### What you are asked to do
Identify the lines that contain the word "following", then copy them.
--- BEGIN ---
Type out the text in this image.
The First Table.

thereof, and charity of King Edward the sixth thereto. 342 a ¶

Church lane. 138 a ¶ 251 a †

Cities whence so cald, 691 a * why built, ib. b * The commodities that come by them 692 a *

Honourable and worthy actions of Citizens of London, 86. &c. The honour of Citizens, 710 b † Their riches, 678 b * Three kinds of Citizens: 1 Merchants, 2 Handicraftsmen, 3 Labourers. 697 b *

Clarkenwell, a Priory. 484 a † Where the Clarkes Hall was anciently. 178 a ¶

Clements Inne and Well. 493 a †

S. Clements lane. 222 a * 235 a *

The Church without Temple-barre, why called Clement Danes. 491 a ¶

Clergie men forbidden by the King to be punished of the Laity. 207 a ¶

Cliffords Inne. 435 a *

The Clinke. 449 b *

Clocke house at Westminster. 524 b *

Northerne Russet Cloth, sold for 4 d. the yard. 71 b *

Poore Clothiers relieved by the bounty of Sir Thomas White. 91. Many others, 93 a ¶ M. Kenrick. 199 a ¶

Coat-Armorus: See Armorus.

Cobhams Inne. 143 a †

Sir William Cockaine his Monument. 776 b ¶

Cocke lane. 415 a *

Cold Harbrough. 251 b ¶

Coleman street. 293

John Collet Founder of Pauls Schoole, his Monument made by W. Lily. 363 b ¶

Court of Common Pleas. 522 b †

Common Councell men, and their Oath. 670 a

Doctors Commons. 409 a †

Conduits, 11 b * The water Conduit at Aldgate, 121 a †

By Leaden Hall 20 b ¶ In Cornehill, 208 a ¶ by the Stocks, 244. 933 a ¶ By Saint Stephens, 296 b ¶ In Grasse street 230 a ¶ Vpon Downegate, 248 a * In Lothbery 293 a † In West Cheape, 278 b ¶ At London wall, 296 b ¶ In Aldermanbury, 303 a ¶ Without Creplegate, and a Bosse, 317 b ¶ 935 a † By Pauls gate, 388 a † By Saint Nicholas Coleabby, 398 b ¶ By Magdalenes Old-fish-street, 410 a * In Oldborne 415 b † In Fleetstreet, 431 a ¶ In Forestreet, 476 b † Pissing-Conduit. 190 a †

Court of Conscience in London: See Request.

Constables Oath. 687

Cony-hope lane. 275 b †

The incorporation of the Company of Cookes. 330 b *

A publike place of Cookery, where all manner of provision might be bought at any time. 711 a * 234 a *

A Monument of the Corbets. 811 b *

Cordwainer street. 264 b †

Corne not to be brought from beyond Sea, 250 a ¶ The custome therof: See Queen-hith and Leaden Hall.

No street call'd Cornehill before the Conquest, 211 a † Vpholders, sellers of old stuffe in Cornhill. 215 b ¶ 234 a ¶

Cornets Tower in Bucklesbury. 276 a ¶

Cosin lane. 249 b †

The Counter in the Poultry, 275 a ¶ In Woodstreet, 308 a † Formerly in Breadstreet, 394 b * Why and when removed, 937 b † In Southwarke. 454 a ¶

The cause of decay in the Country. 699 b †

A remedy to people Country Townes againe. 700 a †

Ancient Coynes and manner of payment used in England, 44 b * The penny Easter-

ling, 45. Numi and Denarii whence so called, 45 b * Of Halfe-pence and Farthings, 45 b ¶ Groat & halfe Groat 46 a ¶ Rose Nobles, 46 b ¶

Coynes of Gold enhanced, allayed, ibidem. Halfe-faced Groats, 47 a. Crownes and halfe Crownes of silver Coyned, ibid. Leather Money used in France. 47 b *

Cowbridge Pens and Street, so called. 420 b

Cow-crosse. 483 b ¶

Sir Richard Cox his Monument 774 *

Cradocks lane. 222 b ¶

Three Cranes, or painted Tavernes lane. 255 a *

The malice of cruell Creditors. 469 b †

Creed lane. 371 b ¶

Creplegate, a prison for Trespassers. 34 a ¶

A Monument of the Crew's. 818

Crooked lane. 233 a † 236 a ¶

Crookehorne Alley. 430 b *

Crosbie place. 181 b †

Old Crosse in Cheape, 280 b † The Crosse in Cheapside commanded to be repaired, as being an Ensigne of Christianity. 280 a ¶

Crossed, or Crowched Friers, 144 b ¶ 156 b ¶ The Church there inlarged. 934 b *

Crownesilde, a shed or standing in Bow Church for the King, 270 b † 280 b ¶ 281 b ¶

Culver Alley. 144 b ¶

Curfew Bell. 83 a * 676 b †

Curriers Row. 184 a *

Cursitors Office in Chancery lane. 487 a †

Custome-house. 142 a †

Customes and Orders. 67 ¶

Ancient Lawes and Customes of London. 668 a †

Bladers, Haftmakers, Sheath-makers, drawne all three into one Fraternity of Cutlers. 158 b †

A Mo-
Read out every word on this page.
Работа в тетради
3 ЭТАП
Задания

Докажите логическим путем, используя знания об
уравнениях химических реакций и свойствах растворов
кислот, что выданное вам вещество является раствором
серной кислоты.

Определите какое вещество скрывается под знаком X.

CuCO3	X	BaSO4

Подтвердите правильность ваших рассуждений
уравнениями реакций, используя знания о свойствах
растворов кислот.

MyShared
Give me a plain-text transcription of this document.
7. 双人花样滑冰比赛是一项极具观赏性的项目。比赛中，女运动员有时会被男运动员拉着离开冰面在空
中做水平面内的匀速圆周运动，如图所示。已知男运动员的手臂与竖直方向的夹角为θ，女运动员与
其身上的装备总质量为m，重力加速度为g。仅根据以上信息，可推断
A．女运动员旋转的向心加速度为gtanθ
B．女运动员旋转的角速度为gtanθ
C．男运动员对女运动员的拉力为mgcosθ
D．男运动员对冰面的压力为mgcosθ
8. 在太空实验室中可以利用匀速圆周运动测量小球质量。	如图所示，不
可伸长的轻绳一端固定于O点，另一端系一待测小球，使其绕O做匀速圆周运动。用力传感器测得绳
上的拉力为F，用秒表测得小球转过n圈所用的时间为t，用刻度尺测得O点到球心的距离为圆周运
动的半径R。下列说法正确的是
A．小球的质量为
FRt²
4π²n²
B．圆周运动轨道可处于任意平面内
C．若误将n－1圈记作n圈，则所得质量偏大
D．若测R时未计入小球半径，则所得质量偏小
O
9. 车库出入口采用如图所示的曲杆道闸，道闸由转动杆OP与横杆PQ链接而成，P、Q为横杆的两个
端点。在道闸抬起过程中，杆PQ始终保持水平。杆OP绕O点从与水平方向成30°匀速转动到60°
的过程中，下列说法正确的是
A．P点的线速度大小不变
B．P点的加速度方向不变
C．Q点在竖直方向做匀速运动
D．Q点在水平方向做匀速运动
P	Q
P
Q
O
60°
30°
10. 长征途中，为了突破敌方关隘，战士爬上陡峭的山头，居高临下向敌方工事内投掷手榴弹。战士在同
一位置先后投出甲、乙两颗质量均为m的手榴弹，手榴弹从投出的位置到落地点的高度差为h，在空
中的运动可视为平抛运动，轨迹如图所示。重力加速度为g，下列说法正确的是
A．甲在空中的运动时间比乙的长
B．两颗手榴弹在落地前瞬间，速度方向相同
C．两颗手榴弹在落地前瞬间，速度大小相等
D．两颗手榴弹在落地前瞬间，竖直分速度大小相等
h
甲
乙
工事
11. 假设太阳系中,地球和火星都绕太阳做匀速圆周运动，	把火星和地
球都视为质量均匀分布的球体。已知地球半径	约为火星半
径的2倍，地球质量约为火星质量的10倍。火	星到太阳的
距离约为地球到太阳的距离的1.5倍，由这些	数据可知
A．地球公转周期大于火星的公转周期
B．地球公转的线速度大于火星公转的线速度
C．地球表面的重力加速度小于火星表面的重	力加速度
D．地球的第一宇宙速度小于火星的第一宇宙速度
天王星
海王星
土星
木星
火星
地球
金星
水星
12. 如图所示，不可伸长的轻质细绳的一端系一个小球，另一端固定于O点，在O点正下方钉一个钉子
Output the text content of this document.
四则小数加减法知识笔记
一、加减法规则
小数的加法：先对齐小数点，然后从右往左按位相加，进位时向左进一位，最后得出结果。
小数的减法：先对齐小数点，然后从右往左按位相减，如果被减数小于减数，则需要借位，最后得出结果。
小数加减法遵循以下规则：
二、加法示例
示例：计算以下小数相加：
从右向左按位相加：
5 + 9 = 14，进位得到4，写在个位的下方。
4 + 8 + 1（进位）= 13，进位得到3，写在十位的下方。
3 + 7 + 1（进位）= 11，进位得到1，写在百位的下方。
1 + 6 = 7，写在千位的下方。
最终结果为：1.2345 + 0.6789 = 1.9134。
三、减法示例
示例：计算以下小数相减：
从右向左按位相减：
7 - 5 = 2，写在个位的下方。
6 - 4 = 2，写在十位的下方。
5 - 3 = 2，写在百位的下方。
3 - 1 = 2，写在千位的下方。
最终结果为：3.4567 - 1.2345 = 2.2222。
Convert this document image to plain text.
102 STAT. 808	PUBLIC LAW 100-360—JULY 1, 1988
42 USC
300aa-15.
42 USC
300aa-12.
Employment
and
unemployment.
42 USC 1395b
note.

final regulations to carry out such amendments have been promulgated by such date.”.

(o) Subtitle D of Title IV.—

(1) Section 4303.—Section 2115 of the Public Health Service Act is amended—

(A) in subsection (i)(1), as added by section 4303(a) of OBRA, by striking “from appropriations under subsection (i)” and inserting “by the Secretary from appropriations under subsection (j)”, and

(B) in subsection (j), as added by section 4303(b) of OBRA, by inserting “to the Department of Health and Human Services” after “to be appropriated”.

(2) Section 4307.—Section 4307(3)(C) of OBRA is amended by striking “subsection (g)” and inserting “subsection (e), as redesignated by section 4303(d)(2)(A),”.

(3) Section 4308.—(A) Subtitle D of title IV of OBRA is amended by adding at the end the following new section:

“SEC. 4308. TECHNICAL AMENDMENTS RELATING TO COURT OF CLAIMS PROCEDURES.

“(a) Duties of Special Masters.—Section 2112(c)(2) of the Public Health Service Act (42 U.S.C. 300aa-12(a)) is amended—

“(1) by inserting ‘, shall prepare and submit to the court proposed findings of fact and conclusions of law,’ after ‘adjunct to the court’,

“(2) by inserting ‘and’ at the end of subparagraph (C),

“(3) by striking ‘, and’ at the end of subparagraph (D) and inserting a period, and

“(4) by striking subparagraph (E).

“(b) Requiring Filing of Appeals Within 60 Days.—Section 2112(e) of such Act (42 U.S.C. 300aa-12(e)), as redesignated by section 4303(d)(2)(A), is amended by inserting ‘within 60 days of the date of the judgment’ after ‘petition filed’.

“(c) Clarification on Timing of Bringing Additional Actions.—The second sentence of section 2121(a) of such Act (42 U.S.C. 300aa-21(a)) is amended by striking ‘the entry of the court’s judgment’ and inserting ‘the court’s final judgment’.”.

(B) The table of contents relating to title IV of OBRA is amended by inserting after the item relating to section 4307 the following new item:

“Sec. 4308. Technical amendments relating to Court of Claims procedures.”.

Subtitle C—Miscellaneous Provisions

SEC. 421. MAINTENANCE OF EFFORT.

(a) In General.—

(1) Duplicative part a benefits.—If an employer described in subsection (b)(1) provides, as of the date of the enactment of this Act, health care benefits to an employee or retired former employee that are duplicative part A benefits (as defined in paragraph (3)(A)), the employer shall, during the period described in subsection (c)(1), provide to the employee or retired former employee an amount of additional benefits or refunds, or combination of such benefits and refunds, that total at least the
--- END ---
### Response to this task
(3) Section 4308.—(A) Subtitle D of title IV of OBRA is amended by adding at the end the following new section:
(B) The table of contents relating to title IV of OBRA is amended by inserting after the item relating to section 4307 the following new item:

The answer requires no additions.